Self-publishing is a fine thing, but it doesn’t work for most nonfiction writers and journalists, who need advances in order to do reporting and research. It also doesn’t work for many serious novelists, who need time, space, and quietude to write, which, if you’re struggling to earn a living waiting on tables, are often impossible to achieve.

You know, Doug – may I call you Doug? – there are workarounds for all this. If the writers and journalists are writing books people want to read, they can do many things to achieve the funding for research. They can, for instance, run a Go Fund Me. You should meet this guy named Michael Totten sometime. Traveled to the strangest places and reported on them. I contributed to a few of his adventures because I wanted to read his fascinating reports.

And then there’s the “serious” novelists who need time, space and quietude to write. You’re absolutely right. That Jane Austen, writing in her room early morning, before engaging in the busy social round of the Regency? Well, she was a total hack, quite unlike you. And you know, those of us who managed to write quite serious enough novels with toddlers around our feet?  Mere amateurs.

# Entries supplied
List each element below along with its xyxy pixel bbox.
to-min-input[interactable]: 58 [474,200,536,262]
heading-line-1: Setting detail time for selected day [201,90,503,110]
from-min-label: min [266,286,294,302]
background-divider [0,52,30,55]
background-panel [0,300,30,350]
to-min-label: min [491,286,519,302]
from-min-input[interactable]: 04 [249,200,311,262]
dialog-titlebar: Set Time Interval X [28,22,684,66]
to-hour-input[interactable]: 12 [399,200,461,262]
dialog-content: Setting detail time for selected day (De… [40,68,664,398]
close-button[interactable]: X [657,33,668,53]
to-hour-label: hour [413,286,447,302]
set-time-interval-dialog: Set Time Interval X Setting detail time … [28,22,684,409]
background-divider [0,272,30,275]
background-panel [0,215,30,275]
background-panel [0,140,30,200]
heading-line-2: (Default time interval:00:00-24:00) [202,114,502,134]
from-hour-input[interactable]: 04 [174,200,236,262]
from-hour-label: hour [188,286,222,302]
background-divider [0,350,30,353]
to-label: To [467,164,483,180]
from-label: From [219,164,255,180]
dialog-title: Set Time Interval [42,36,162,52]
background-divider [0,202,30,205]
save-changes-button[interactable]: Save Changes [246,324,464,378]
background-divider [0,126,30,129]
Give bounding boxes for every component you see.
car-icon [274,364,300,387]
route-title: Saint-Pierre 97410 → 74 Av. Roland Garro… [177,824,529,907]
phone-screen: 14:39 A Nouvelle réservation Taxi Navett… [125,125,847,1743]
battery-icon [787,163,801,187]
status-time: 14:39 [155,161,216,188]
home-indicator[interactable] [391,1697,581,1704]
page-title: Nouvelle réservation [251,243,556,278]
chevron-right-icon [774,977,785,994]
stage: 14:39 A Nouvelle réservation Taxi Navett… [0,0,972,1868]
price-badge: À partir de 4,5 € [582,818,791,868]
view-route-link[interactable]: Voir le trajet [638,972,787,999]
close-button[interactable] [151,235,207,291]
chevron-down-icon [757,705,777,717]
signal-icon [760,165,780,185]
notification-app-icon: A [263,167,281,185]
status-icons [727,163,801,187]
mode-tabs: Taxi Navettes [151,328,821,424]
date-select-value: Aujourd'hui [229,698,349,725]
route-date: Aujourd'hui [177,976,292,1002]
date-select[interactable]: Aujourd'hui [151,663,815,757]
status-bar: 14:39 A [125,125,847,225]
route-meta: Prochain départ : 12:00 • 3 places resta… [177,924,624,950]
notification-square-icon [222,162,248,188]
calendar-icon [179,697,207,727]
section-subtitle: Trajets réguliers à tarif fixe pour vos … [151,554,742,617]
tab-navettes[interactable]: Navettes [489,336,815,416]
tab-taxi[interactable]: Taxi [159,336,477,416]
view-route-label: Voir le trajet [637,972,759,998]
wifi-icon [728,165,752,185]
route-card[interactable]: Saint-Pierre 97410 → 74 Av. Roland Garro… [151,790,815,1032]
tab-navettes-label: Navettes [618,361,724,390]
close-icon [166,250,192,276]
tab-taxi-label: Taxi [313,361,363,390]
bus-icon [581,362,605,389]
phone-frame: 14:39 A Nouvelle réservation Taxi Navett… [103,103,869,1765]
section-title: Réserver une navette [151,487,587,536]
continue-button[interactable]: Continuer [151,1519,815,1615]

# What this task involves
Render this sentence from the self-publishing passage in Spanish: "They can, for instance, run a Go Fund Me." None of the rows are needed here.

# The output
Pueden, por ejemplo, organizar un Go Fund Me.